Return the whole listing, line for line, without the pictures in it.

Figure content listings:
--------------------------------

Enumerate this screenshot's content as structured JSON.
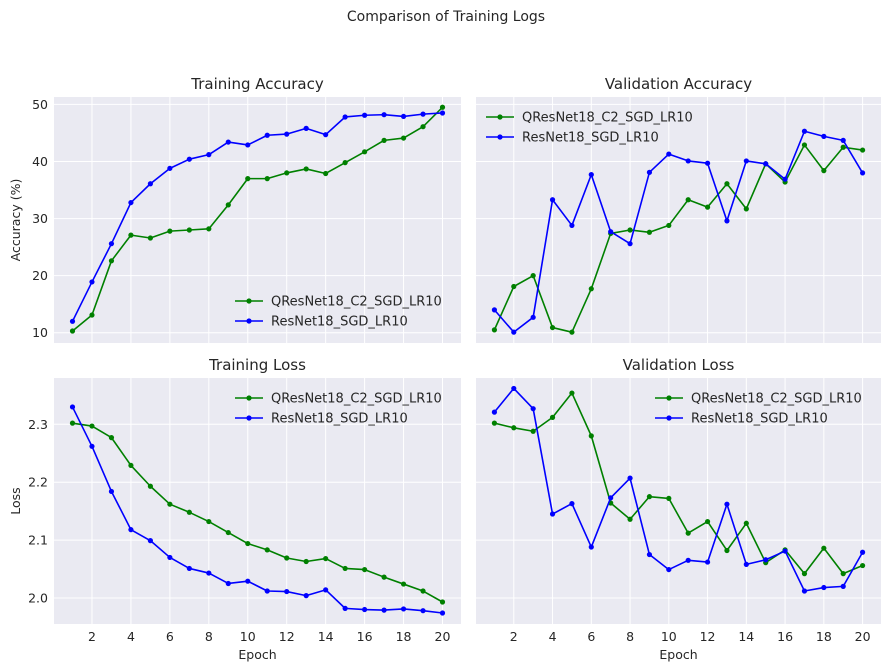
{
  "figure": {
    "suptitle": "Comparison of Training Logs"
  },
  "legend": {
    "series": [
      {
        "name": "QResNet18_C2_SGD_LR10",
        "color": "#008000"
      },
      {
        "name": "ResNet18_SGD_LR10",
        "color": "#0000ff"
      }
    ]
  },
  "chart_data": [
    {
      "type": "line",
      "title": "Training Accuracy",
      "xlabel": "",
      "ylabel": "Accuracy (%)",
      "x": [
        1,
        2,
        3,
        4,
        5,
        6,
        7,
        8,
        9,
        10,
        11,
        12,
        13,
        14,
        15,
        16,
        17,
        18,
        19,
        20
      ],
      "xlim": [
        0.05,
        20.95
      ],
      "ylim": [
        8.2,
        51.3
      ],
      "xticks": [
        2,
        4,
        6,
        8,
        10,
        12,
        14,
        16,
        18,
        20
      ],
      "yticks": [
        10,
        20,
        30,
        40,
        50
      ],
      "ytick_labels": [
        "10",
        "20",
        "30",
        "40",
        "50"
      ],
      "show_xticklabels": false,
      "show_yticklabels": true,
      "grid": true,
      "legend_position": "lower-right",
      "series": [
        {
          "name": "QResNet18_C2_SGD_LR10",
          "color": "#008000",
          "values": [
            10.3,
            13.1,
            22.6,
            27.1,
            26.6,
            27.8,
            28.0,
            28.2,
            32.4,
            37.0,
            37.0,
            38.0,
            38.7,
            37.9,
            39.8,
            41.7,
            43.7,
            44.1,
            46.1,
            49.5
          ]
        },
        {
          "name": "ResNet18_SGD_LR10",
          "color": "#0000ff",
          "values": [
            12.0,
            18.9,
            25.6,
            32.8,
            36.1,
            38.8,
            40.4,
            41.2,
            43.4,
            42.9,
            44.6,
            44.8,
            45.8,
            44.7,
            47.8,
            48.1,
            48.2,
            47.9,
            48.3,
            48.5
          ]
        }
      ]
    },
    {
      "type": "line",
      "title": "Validation Accuracy",
      "xlabel": "",
      "ylabel": "",
      "x": [
        1,
        2,
        3,
        4,
        5,
        6,
        7,
        8,
        9,
        10,
        11,
        12,
        13,
        14,
        15,
        16,
        17,
        18,
        19,
        20
      ],
      "xlim": [
        0.05,
        20.95
      ],
      "ylim": [
        8.2,
        51.3
      ],
      "xticks": [
        2,
        4,
        6,
        8,
        10,
        12,
        14,
        16,
        18,
        20
      ],
      "yticks": [
        10,
        20,
        30,
        40,
        50
      ],
      "ytick_labels": [
        "10",
        "20",
        "30",
        "40",
        "50"
      ],
      "show_xticklabels": false,
      "show_yticklabels": false,
      "grid": true,
      "legend_position": "upper-left",
      "series": [
        {
          "name": "QResNet18_C2_SGD_LR10",
          "color": "#008000",
          "values": [
            10.5,
            18.1,
            20.0,
            10.9,
            10.1,
            17.7,
            27.4,
            28.0,
            27.6,
            28.8,
            33.3,
            32.0,
            36.1,
            31.7,
            39.6,
            36.4,
            42.9,
            38.4,
            42.5,
            42.0
          ]
        },
        {
          "name": "ResNet18_SGD_LR10",
          "color": "#0000ff",
          "values": [
            14.0,
            10.1,
            12.7,
            33.3,
            28.8,
            37.7,
            27.7,
            25.6,
            38.1,
            41.3,
            40.1,
            39.7,
            29.6,
            40.1,
            39.6,
            36.9,
            45.3,
            44.4,
            43.7,
            38.0
          ]
        }
      ]
    },
    {
      "type": "line",
      "title": "Training Loss",
      "xlabel": "Epoch",
      "ylabel": "Loss",
      "x": [
        1,
        2,
        3,
        4,
        5,
        6,
        7,
        8,
        9,
        10,
        11,
        12,
        13,
        14,
        15,
        16,
        17,
        18,
        19,
        20
      ],
      "xlim": [
        0.05,
        20.95
      ],
      "ylim": [
        1.955,
        2.38
      ],
      "xticks": [
        2,
        4,
        6,
        8,
        10,
        12,
        14,
        16,
        18,
        20
      ],
      "xtick_labels": [
        "2",
        "4",
        "6",
        "8",
        "10",
        "12",
        "14",
        "16",
        "18",
        "20"
      ],
      "yticks": [
        2.0,
        2.1,
        2.2,
        2.3
      ],
      "ytick_labels": [
        "2.0",
        "2.1",
        "2.2",
        "2.3"
      ],
      "show_xticklabels": true,
      "show_yticklabels": true,
      "grid": true,
      "legend_position": "upper-right",
      "series": [
        {
          "name": "QResNet18_C2_SGD_LR10",
          "color": "#008000",
          "values": [
            2.302,
            2.297,
            2.277,
            2.229,
            2.193,
            2.162,
            2.148,
            2.132,
            2.113,
            2.094,
            2.083,
            2.069,
            2.063,
            2.068,
            2.051,
            2.049,
            2.036,
            2.024,
            2.012,
            1.993
          ]
        },
        {
          "name": "ResNet18_SGD_LR10",
          "color": "#0000ff",
          "values": [
            2.33,
            2.262,
            2.184,
            2.118,
            2.099,
            2.07,
            2.051,
            2.043,
            2.025,
            2.029,
            2.012,
            2.011,
            2.004,
            2.014,
            1.982,
            1.98,
            1.979,
            1.981,
            1.978,
            1.974
          ]
        }
      ]
    },
    {
      "type": "line",
      "title": "Validation Loss",
      "xlabel": "Epoch",
      "ylabel": "",
      "x": [
        1,
        2,
        3,
        4,
        5,
        6,
        7,
        8,
        9,
        10,
        11,
        12,
        13,
        14,
        15,
        16,
        17,
        18,
        19,
        20
      ],
      "xlim": [
        0.05,
        20.95
      ],
      "ylim": [
        1.955,
        2.38
      ],
      "xticks": [
        2,
        4,
        6,
        8,
        10,
        12,
        14,
        16,
        18,
        20
      ],
      "xtick_labels": [
        "2",
        "4",
        "6",
        "8",
        "10",
        "12",
        "14",
        "16",
        "18",
        "20"
      ],
      "yticks": [
        2.0,
        2.1,
        2.2,
        2.3
      ],
      "ytick_labels": [
        "2.0",
        "2.1",
        "2.2",
        "2.3"
      ],
      "show_xticklabels": true,
      "show_yticklabels": false,
      "grid": true,
      "legend_position": "upper-right",
      "series": [
        {
          "name": "QResNet18_C2_SGD_LR10",
          "color": "#008000",
          "values": [
            2.302,
            2.294,
            2.288,
            2.312,
            2.354,
            2.28,
            2.164,
            2.136,
            2.175,
            2.172,
            2.112,
            2.132,
            2.082,
            2.129,
            2.061,
            2.083,
            2.042,
            2.086,
            2.042,
            2.056
          ]
        },
        {
          "name": "ResNet18_SGD_LR10",
          "color": "#0000ff",
          "values": [
            2.321,
            2.362,
            2.327,
            2.145,
            2.163,
            2.088,
            2.173,
            2.207,
            2.075,
            2.049,
            2.065,
            2.062,
            2.162,
            2.058,
            2.066,
            2.081,
            2.012,
            2.018,
            2.02,
            2.079
          ]
        }
      ]
    }
  ]
}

--------------------------------

- SOLUTION FOR THIS EXERCISE
Enumerate this screenshot's content as structured JSON.
{
  "figure": {
    "suptitle": "Comparison of Training Logs"
  },
  "legend": {
    "series": [
      {
        "name": "QResNet18_C2_SGD_LR10",
        "color": "#008000"
      },
      {
        "name": "ResNet18_SGD_LR10",
        "color": "#0000ff"
      }
    ]
  },
  "chart_data": [
    {
      "type": "line",
      "title": "Training Accuracy",
      "xlabel": "",
      "ylabel": "Accuracy (%)",
      "x": [
        1,
        2,
        3,
        4,
        5,
        6,
        7,
        8,
        9,
        10,
        11,
        12,
        13,
        14,
        15,
        16,
        17,
        18,
        19,
        20
      ],
      "xlim": [
        0.05,
        20.95
      ],
      "ylim": [
        8.2,
        51.3
      ],
      "xticks": [
        2,
        4,
        6,
        8,
        10,
        12,
        14,
        16,
        18,
        20
      ],
      "yticks": [
        10,
        20,
        30,
        40,
        50
      ],
      "ytick_labels": [
        "10",
        "20",
        "30",
        "40",
        "50"
      ],
      "show_xticklabels": false,
      "show_yticklabels": true,
      "grid": true,
      "legend_position": "lower-right",
      "series": [
        {
          "name": "QResNet18_C2_SGD_LR10",
          "color": "#008000",
          "values": [
            10.3,
            13.1,
            22.6,
            27.1,
            26.6,
            27.8,
            28.0,
            28.2,
            32.4,
            37.0,
            37.0,
            38.0,
            38.7,
            37.9,
            39.8,
            41.7,
            43.7,
            44.1,
            46.1,
            49.5
          ]
        },
        {
          "name": "ResNet18_SGD_LR10",
          "color": "#0000ff",
          "values": [
            12.0,
            18.9,
            25.6,
            32.8,
            36.1,
            38.8,
            40.4,
            41.2,
            43.4,
            42.9,
            44.6,
            44.8,
            45.8,
            44.7,
            47.8,
            48.1,
            48.2,
            47.9,
            48.3,
            48.5
          ]
        }
      ]
    },
    {
      "type": "line",
      "title": "Validation Accuracy",
      "xlabel": "",
      "ylabel": "",
      "x": [
        1,
        2,
        3,
        4,
        5,
        6,
        7,
        8,
        9,
        10,
        11,
        12,
        13,
        14,
        15,
        16,
        17,
        18,
        19,
        20
      ],
      "xlim": [
        0.05,
        20.95
      ],
      "ylim": [
        8.2,
        51.3
      ],
      "xticks": [
        2,
        4,
        6,
        8,
        10,
        12,
        14,
        16,
        18,
        20
      ],
      "yticks": [
        10,
        20,
        30,
        40,
        50
      ],
      "ytick_labels": [
        "10",
        "20",
        "30",
        "40",
        "50"
      ],
      "show_xticklabels": false,
      "show_yticklabels": false,
      "grid": true,
      "legend_position": "upper-left",
      "series": [
        {
          "name": "QResNet18_C2_SGD_LR10",
          "color": "#008000",
          "values": [
            10.5,
            18.1,
            20.0,
            10.9,
            10.1,
            17.7,
            27.4,
            28.0,
            27.6,
            28.8,
            33.3,
            32.0,
            36.1,
            31.7,
            39.6,
            36.4,
            42.9,
            38.4,
            42.5,
            42.0
          ]
        },
        {
          "name": "ResNet18_SGD_LR10",
          "color": "#0000ff",
          "values": [
            14.0,
            10.1,
            12.7,
            33.3,
            28.8,
            37.7,
            27.7,
            25.6,
            38.1,
            41.3,
            40.1,
            39.7,
            29.6,
            40.1,
            39.6,
            36.9,
            45.3,
            44.4,
            43.7,
            38.0
          ]
        }
      ]
    },
    {
      "type": "line",
      "title": "Training Loss",
      "xlabel": "Epoch",
      "ylabel": "Loss",
      "x": [
        1,
        2,
        3,
        4,
        5,
        6,
        7,
        8,
        9,
        10,
        11,
        12,
        13,
        14,
        15,
        16,
        17,
        18,
        19,
        20
      ],
      "xlim": [
        0.05,
        20.95
      ],
      "ylim": [
        1.955,
        2.38
      ],
      "xticks": [
        2,
        4,
        6,
        8,
        10,
        12,
        14,
        16,
        18,
        20
      ],
      "xtick_labels": [
        "2",
        "4",
        "6",
        "8",
        "10",
        "12",
        "14",
        "16",
        "18",
        "20"
      ],
      "yticks": [
        2.0,
        2.1,
        2.2,
        2.3
      ],
      "ytick_labels": [
        "2.0",
        "2.1",
        "2.2",
        "2.3"
      ],
      "show_xticklabels": true,
      "show_yticklabels": true,
      "grid": true,
      "legend_position": "upper-right",
      "series": [
        {
          "name": "QResNet18_C2_SGD_LR10",
          "color": "#008000",
          "values": [
            2.302,
            2.297,
            2.277,
            2.229,
            2.193,
            2.162,
            2.148,
            2.132,
            2.113,
            2.094,
            2.083,
            2.069,
            2.063,
            2.068,
            2.051,
            2.049,
            2.036,
            2.024,
            2.012,
            1.993
          ]
        },
        {
          "name": "ResNet18_SGD_LR10",
          "color": "#0000ff",
          "values": [
            2.33,
            2.262,
            2.184,
            2.118,
            2.099,
            2.07,
            2.051,
            2.043,
            2.025,
            2.029,
            2.012,
            2.011,
            2.004,
            2.014,
            1.982,
            1.98,
            1.979,
            1.981,
            1.978,
            1.974
          ]
        }
      ]
    },
    {
      "type": "line",
      "title": "Validation Loss",
      "xlabel": "Epoch",
      "ylabel": "",
      "x": [
        1,
        2,
        3,
        4,
        5,
        6,
        7,
        8,
        9,
        10,
        11,
        12,
        13,
        14,
        15,
        16,
        17,
        18,
        19,
        20
      ],
      "xlim": [
        0.05,
        20.95
      ],
      "ylim": [
        1.955,
        2.38
      ],
      "xticks": [
        2,
        4,
        6,
        8,
        10,
        12,
        14,
        16,
        18,
        20
      ],
      "xtick_labels": [
        "2",
        "4",
        "6",
        "8",
        "10",
        "12",
        "14",
        "16",
        "18",
        "20"
      ],
      "yticks": [
        2.0,
        2.1,
        2.2,
        2.3
      ],
      "ytick_labels": [
        "2.0",
        "2.1",
        "2.2",
        "2.3"
      ],
      "show_xticklabels": true,
      "show_yticklabels": false,
      "grid": true,
      "legend_position": "upper-right",
      "series": [
        {
          "name": "QResNet18_C2_SGD_LR10",
          "color": "#008000",
          "values": [
            2.302,
            2.294,
            2.288,
            2.312,
            2.354,
            2.28,
            2.164,
            2.136,
            2.175,
            2.172,
            2.112,
            2.132,
            2.082,
            2.129,
            2.061,
            2.083,
            2.042,
            2.086,
            2.042,
            2.056
          ]
        },
        {
          "name": "ResNet18_SGD_LR10",
          "color": "#0000ff",
          "values": [
            2.321,
            2.362,
            2.327,
            2.145,
            2.163,
            2.088,
            2.173,
            2.207,
            2.075,
            2.049,
            2.065,
            2.062,
            2.162,
            2.058,
            2.066,
            2.081,
            2.012,
            2.018,
            2.02,
            2.079
          ]
        }
      ]
    }
  ]
}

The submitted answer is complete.